___ EXERCISE MATERIALS ___

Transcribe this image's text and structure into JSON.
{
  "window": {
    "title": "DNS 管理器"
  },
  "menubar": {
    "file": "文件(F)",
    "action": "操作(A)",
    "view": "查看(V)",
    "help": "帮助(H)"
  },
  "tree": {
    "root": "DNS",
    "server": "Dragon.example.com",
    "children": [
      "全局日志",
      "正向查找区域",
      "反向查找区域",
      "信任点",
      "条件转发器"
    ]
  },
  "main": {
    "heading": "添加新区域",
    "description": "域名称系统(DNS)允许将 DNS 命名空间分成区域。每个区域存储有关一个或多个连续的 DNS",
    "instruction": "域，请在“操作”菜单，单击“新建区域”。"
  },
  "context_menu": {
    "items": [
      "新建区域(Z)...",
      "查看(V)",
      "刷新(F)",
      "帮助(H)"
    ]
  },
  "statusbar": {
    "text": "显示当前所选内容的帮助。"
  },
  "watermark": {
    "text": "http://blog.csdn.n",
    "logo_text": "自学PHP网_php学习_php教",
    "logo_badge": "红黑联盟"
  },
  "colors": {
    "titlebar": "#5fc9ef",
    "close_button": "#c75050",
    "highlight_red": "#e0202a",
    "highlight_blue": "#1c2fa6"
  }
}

___

■ DIRECTION ■
All of the material above needs to be retyped word for word.

■ RESULT ■
Transcribe this image's text and structure into JSON.
{
  "window": {
    "title": "DNS 管理器"
  },
  "menubar": {
    "file": "文件(F)",
    "action": "操作(A)",
    "view": "查看(V)",
    "help": "帮助(H)"
  },
  "tree": {
    "root": "DNS",
    "server": "Dragon.example.com",
    "children": [
      "全局日志",
      "正向查找区域",
      "反向查找区域",
      "信任点",
      "条件转发器"
    ]
  },
  "main": {
    "heading": "添加新区域",
    "description": "域名称系统(DNS)允许将 DNS 命名空间分成区域。每个区域存储有关一个或多个连续的 DNS",
    "instruction": "域，请在“操作”菜单，单击“新建区域”。"
  },
  "context_menu": {
    "items": [
      "新建区域(Z)...",
      "查看(V)",
      "刷新(F)",
      "帮助(H)"
    ]
  },
  "statusbar": {
    "text": "显示当前所选内容的帮助。"
  },
  "watermark": {
    "text": "http://blog.csdn.n",
    "logo_text": "自学PHP网_php学习_php教",
    "logo_badge": "红黑联盟"
  },
  "colors": {
    "titlebar": "#5fc9ef",
    "close_button": "#c75050",
    "highlight_red": "#e0202a",
    "highlight_blue": "#1c2fa6"
  }
}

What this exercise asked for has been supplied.